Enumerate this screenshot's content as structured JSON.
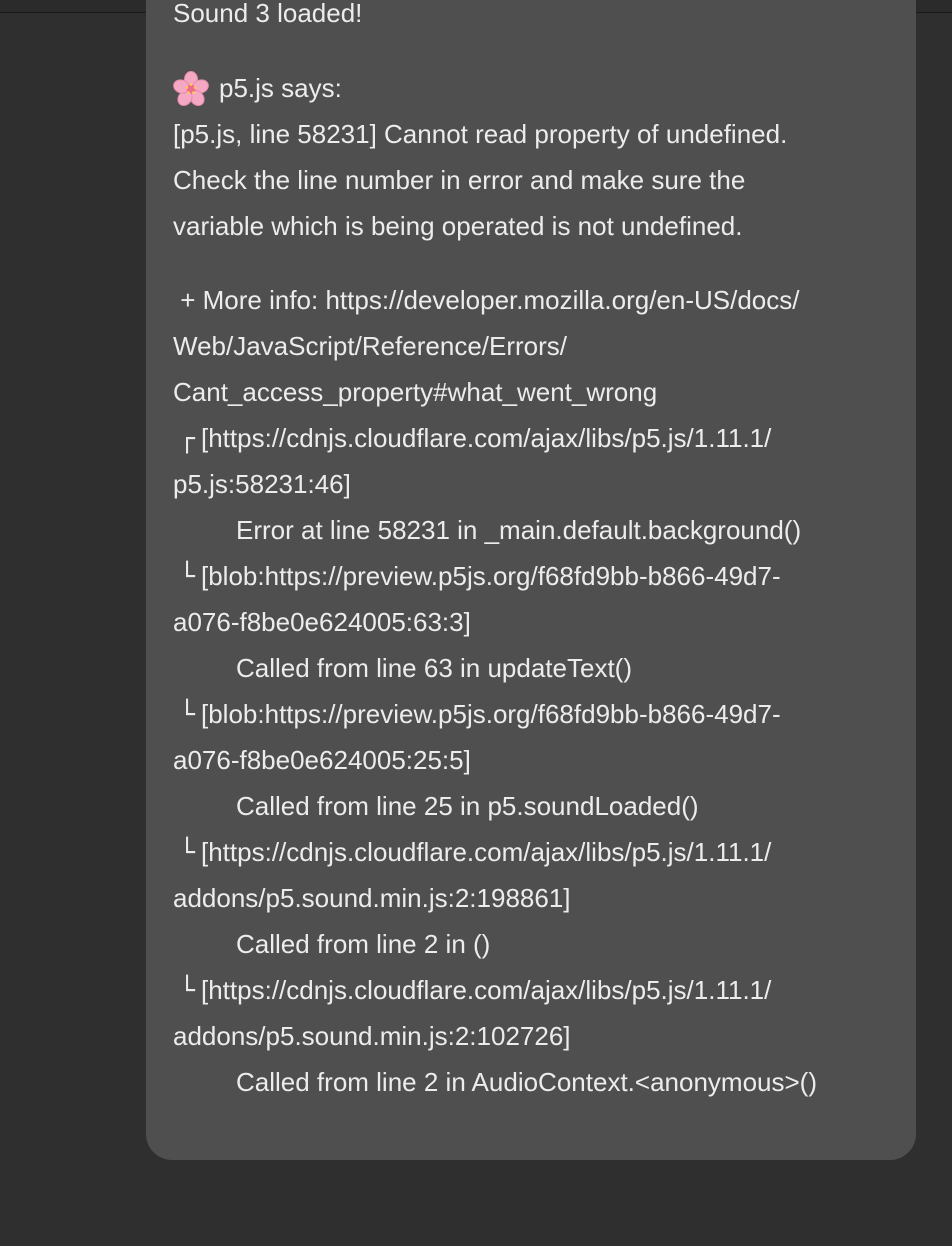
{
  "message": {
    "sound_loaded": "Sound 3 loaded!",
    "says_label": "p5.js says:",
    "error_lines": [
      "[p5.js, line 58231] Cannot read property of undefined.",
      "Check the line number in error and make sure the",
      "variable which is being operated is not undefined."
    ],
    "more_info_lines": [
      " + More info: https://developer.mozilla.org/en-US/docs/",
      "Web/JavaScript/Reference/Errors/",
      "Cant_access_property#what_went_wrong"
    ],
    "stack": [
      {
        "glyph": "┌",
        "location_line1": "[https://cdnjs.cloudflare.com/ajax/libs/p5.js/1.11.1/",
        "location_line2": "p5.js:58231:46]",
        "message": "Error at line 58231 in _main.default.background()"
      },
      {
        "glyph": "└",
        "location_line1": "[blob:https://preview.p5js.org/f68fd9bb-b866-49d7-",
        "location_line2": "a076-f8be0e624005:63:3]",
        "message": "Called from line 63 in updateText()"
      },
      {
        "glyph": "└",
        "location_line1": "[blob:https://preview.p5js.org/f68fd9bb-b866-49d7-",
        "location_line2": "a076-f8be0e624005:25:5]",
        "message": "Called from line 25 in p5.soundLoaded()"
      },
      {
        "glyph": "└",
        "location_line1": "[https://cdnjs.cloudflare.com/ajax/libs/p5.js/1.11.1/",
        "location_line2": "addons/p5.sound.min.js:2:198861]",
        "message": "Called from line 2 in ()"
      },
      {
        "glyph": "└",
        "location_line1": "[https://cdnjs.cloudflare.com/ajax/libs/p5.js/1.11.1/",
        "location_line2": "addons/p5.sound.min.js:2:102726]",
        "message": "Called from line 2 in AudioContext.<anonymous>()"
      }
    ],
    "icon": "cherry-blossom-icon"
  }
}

--

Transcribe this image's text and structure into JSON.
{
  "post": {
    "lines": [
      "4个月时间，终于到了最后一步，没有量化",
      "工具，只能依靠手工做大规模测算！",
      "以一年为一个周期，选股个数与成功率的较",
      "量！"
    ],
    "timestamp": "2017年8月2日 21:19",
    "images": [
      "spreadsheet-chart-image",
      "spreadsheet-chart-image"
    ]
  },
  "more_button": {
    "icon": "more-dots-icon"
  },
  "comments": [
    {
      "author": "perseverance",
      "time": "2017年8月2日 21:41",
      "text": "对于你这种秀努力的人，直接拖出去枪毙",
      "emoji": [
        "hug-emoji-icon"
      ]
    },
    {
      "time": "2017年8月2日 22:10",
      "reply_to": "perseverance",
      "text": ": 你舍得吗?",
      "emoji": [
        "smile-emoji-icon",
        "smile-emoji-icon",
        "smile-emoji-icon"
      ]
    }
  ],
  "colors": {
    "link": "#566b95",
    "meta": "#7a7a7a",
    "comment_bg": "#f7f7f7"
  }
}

- _TO DO_
Read the data above. Pull out each line in which the string "Called" appears.

- _RESULT OF THIS TASK_
        "message": "Called from line 63 in updateText()"
        "message": "Called from line 25 in p5.soundLoaded()"
        "message": "Called from line 2 in ()"
        "message": "Called from line 2 in AudioContext.<anonymous>()"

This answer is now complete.